Restate each line of the listing exactly, without carrying over any pictures.

+++ Data to process +++

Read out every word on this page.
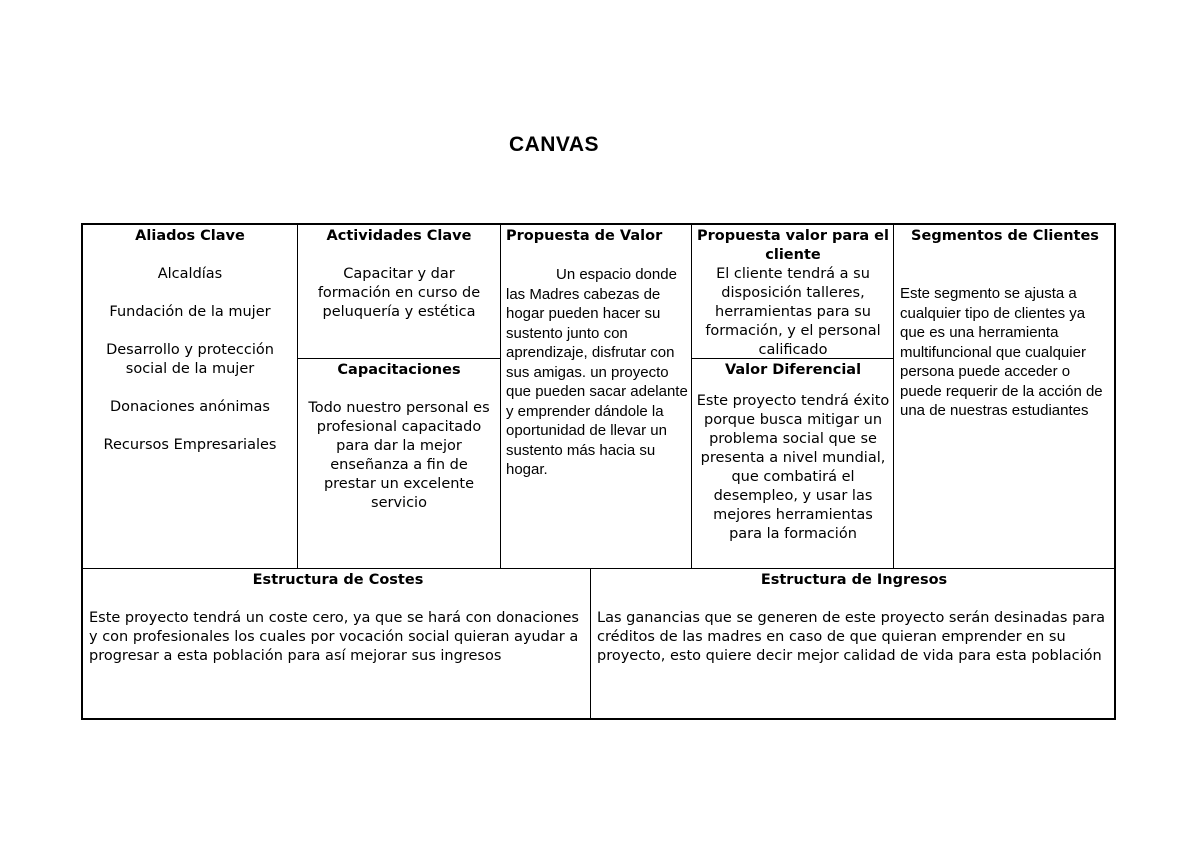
CANVAS
Aliados Clave
Alcaldías
Fundación de la mujer
Desarrollo y protección social de la mujer
Donaciones anónimas
Recursos Empresariales
Actividades Clave
Capacitar y dar formación en curso de peluquería y estética
Capacitaciones
Todo nuestro personal es profesional capacitado para dar la mejor enseñanza a fin de prestar un excelente servicio
Propuesta de Valor
Un espacio donde las Madres cabezas de hogar pueden hacer su sustento junto con aprendizaje, disfrutar con sus amigas. un proyecto que pueden sacar adelante y emprender dándole la oportunidad de llevar un sustento más hacia su hogar.
Propuesta valor para el cliente
El cliente tendrá a su disposición talleres, herramientas para su formación, y el personal calificado
Valor Diferencial
Este proyecto tendrá éxito porque busca mitigar un problema social que se presenta a nivel mundial, que combatirá el desempleo, y usar las mejores herramientas para la formación
Segmentos de Clientes
Este segmento se ajusta a cualquier tipo de clientes ya que es una herramienta multifuncional que cualquier persona puede acceder o puede requerir de la acción de una de nuestras estudiantes
Estructura de Costes
Este proyecto tendrá un coste cero, ya que se hará con donaciones y con profesionales los cuales por vocación social quieran ayudar a progresar a esta población para así mejorar sus ingresos
Estructura de Ingresos
Las ganancias que se generen de este proyecto serán desinadas para créditos de las madres en caso de que quieran emprender en su proyecto, esto quiere decir mejor calidad de vida para esta población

+++

◆ Solved exercise:
Read out every word on this page.
CANVAS
Aliados Clave
Alcaldías
Fundación de la mujer
Desarrollo y protección social de la mujer
Donaciones anónimas
Recursos Empresariales
Actividades Clave
Capacitar y dar formación en curso de peluquería y estética
Capacitaciones
Todo nuestro personal es profesional capacitado para dar la mejor enseñanza a fin de prestar un excelente servicio
Propuesta de Valor
Un espacio donde las Madres cabezas de hogar pueden hacer su sustento junto con aprendizaje, disfrutar con sus amigas. un proyecto que pueden sacar adelante y emprender dándole la oportunidad de llevar un sustento más hacia su hogar.
Propuesta valor para el cliente
El cliente tendrá a su disposición talleres, herramientas para su formación, y el personal calificado
Valor Diferencial
Este proyecto tendrá éxito porque busca mitigar un problema social que se presenta a nivel mundial, que combatirá el desempleo, y usar las mejores herramientas para la formación
Segmentos de Clientes
Este segmento se ajusta a cualquier tipo de clientes ya que es una herramienta multifuncional que cualquier persona puede acceder o puede requerir de la acción de una de nuestras estudiantes
Estructura de Costes
Este proyecto tendrá un coste cero, ya que se hará con donaciones y con profesionales los cuales por vocación social quieran ayudar a progresar a esta población para así mejorar sus ingresos
Estructura de Ingresos
Las ganancias que se generen de este proyecto serán desinadas para créditos de las madres en caso de que quieran emprender en su proyecto, esto quiere decir mejor calidad de vida para esta población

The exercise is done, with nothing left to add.